> **SELECTED EXTRACT**:
** Begin **
Nader outlines issues prior to rally at UH
By Derrick DePledge
Advertiser Government Writer
By Derrick DePledge
Consumer advocate Ralph Nader has identified a dozen issues, from single-payer health insurance to cutting the military budget to repealing anti-union laws, that distinguish him from the two major party candidates for president.
But the one that separates him most, and that has defined his activism for much of his life, is corporate influence on politics and government.
"The central issue in our country is the overwhelming power of global corporations, on our government, on our elections, and on our economy," Nader said yesterday in a telephone interview from Washington, D.C. "Commercialism is running riot over civic values that represent the heart and core of a civilization."
The consumer advocate and attorney will bring his independent presidential campaign to the Islands tomorrow night for a rally at the University of Hawai'i-Manoa. Nader — the second presidential candidate to campaign here this election cycle, after U.S. Rep. Dennis Kucinich, D-Ohio, dropped by last September — is dismissive of the way major party candidates have traditionally bypassed Hawai'i and Alaska.
** End **
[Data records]
** Begin **
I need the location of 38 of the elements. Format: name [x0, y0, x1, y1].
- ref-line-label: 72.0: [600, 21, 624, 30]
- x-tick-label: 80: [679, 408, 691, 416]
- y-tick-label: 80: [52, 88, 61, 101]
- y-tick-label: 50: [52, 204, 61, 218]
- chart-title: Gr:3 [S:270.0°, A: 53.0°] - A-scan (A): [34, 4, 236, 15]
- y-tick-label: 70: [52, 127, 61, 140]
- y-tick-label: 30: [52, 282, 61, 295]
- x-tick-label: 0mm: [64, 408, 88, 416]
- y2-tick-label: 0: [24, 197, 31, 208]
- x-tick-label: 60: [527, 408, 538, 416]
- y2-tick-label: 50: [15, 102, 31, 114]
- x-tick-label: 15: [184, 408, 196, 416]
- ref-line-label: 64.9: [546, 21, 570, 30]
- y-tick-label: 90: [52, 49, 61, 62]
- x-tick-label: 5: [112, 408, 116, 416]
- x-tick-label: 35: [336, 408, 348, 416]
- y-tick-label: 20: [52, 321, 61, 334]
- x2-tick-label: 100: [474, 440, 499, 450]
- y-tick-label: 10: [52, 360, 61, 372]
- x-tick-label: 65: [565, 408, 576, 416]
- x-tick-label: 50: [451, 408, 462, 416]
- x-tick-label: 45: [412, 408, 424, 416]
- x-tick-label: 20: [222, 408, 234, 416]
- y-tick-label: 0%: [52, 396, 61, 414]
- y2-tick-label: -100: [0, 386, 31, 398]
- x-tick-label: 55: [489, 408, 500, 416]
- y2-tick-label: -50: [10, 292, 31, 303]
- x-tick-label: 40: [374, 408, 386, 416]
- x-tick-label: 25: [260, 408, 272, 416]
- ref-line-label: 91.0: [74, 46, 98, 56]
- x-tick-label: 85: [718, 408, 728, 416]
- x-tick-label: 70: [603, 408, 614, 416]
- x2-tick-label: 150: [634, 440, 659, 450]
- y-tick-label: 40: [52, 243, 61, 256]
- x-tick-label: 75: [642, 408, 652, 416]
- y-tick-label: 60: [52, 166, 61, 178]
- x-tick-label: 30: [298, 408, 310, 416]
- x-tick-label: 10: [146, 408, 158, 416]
** End **
> **REQUIRED TASKS**:
1. Rewrite the stretch of the Nader article from "But the one" through "Hawai'i and Alaska.", switching "telephone interview" to "phone call".
2. According to the Nader article, who was the first presidential candidate to campaign in Hawai'i this election cycle?
3. Please extend the article on Nader's Hawai'i campaign visit, beginning after its last sentence.
The rows have no connection to the Nader article.

> **SOLVED PROBLEMS**:
1.
But the one that separates him most, and that has defined his activism for much of his life, is corporate influence on politics and government.
"The central issue in our country is the overwhelming power of global corporations, on our government, on our elections, and on our economy," Nader said yesterday in a phone call from Washington, D.C. "Commercialism is running riot over civic values that represent the heart and core of a civilization."
The consumer advocate and attorney will bring his independent presidential campaign to the Islands tomorrow night for a rally at the University of Hawai'i-Manoa. Nader — the second presidential candidate to campaign here this election cycle, after U.S. Rep. Dennis Kucinich, D-Ohio, dropped by last September — is dismissive of the way major party candidates have traditionally bypassed Hawai'i and Alaska.

2. U.S. Rep. Dennis Kucinich, D-Ohio, who came last September.

3.
Hawai'i-born U.S. Sen. Barack Obama, D-Ill., the presumptive Democratic nominee, has no immediate plans to visit Hawai'i. Local volunteers for U.S. Sen. John McCain, R-Ariz., the presumptive Republican nominee, said a Hawai'i stop is not on McCain's schedule.
"Not since Richard Nixon (in 1960), I think, has any presidential nominee — we're talking nominee now — ever gone to Alaska and Hawai'i. And that's disgraceful. That is disrespecting the people there," Nader said.
Many Democrats have suggested Nader could take votes away from Obama because he appeals to progressives with his unabashed assaults on corporations and the Bush administration. Nader's claim that Obama and McCain are essentially the same in capitulating to corporate power also undermines Obama's message as an agent of change.
Some Obama supporters are also upset with Nader's criticism of Obama last week, when Nader said in a statement that Obama "is not willing to tackle the white power structure — whether in the form of the corporate power structure or many of the super-rich — who are taking advantage of 100 million low-income Americans who are suffering in poverty or near poverty."
Brian Schatz, the state Democratic Party of Hawai'i chairman, said he believes most local progressives who may have supported Nader's campaigns in the past have moved on and are solidly behind Obama. He said Obama will likely do well here regardless of whether his schedule permits a family or campaign visit before the November election.
"We're going to go out and earn every vote, but Ralph Nader doesn't worry us like he used to," Schatz said. "I think a lot of progressive-minded people learned their lesson over the last seven years."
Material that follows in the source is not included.